**LISTED ENTRIES**:
····················

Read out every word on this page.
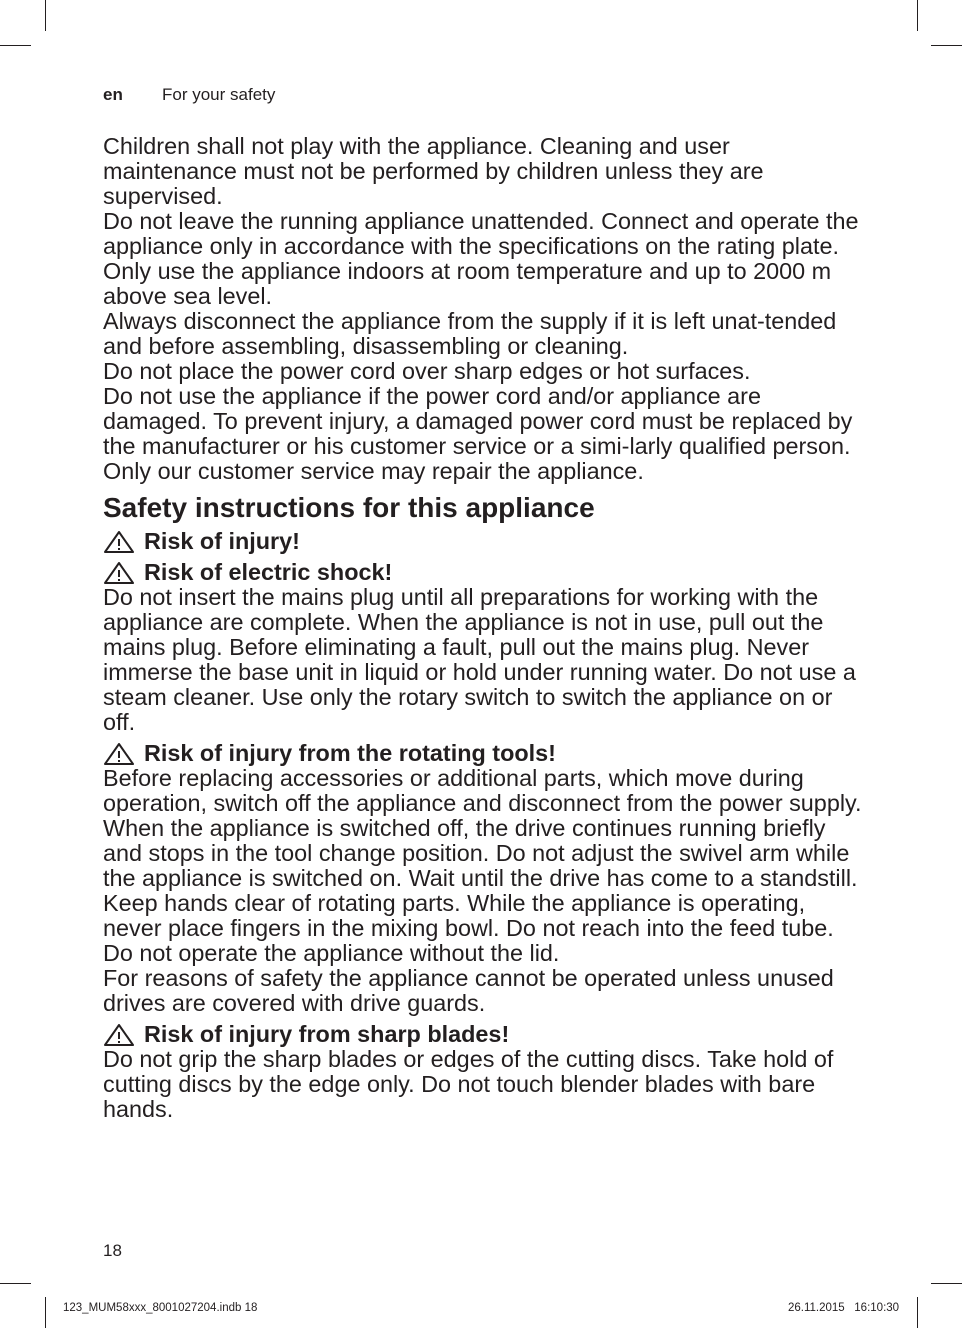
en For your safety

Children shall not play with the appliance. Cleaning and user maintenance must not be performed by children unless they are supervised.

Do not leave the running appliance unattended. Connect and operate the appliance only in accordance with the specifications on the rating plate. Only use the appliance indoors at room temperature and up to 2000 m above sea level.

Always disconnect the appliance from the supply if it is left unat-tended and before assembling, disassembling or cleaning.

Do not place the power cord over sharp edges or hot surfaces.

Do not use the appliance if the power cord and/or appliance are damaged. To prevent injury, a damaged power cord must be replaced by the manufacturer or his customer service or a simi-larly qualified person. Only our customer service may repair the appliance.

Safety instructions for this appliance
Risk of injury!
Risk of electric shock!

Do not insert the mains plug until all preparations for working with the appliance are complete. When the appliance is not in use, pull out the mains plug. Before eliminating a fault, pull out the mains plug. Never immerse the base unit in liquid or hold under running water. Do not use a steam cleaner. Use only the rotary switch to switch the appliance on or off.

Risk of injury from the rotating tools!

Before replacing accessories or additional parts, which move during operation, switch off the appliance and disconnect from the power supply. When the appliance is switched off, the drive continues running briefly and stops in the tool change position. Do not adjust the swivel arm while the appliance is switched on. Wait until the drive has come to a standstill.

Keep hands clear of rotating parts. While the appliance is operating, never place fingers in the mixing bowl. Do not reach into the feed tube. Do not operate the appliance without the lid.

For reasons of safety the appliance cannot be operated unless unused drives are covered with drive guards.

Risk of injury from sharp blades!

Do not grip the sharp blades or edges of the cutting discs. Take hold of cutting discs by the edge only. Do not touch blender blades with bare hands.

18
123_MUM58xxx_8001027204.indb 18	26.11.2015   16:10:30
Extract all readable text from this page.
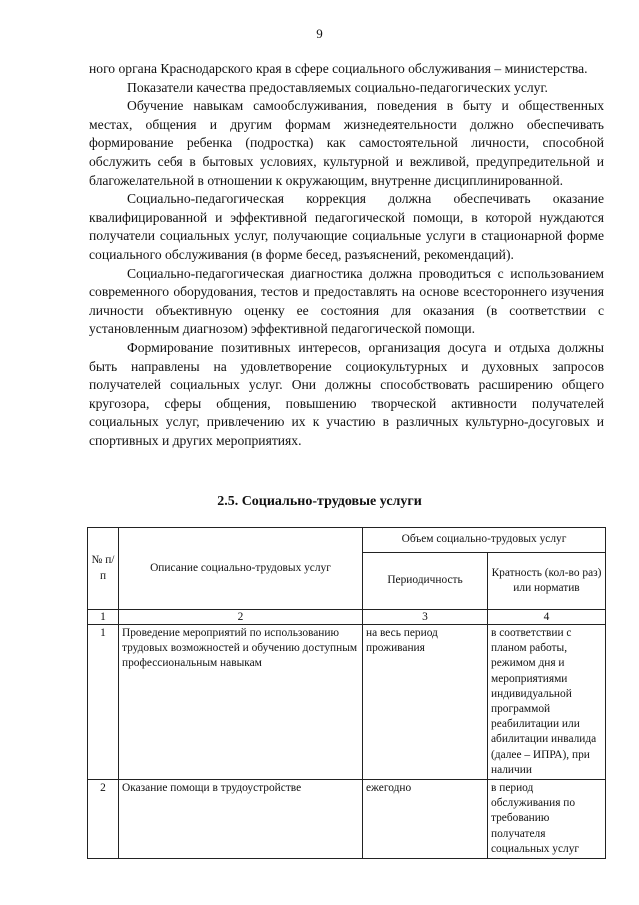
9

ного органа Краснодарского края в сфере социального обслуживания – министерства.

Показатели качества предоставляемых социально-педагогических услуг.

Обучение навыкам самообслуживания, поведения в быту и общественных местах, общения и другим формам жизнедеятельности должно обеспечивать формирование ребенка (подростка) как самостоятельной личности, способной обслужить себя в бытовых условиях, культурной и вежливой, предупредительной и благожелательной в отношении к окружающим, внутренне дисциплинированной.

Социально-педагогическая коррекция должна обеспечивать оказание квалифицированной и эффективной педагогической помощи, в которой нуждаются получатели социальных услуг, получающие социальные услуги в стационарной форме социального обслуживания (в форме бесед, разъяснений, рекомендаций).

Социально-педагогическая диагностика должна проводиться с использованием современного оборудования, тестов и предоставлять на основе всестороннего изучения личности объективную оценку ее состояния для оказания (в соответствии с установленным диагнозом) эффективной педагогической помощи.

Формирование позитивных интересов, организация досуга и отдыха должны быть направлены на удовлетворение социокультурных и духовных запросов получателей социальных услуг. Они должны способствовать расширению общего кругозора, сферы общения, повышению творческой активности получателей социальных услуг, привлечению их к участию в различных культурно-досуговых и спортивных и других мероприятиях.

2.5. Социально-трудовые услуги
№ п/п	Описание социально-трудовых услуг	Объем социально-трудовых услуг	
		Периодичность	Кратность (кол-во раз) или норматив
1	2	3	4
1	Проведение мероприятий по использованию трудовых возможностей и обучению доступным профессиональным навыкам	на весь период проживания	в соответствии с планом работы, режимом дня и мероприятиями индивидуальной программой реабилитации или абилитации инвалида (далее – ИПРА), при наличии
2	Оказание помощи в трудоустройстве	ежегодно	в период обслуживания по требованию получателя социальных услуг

····················

**EXERCISE**: Indicate how many lines of the material contain the string "hands", giving the number and nothing more.

**CORRECT RESPONSE**: 2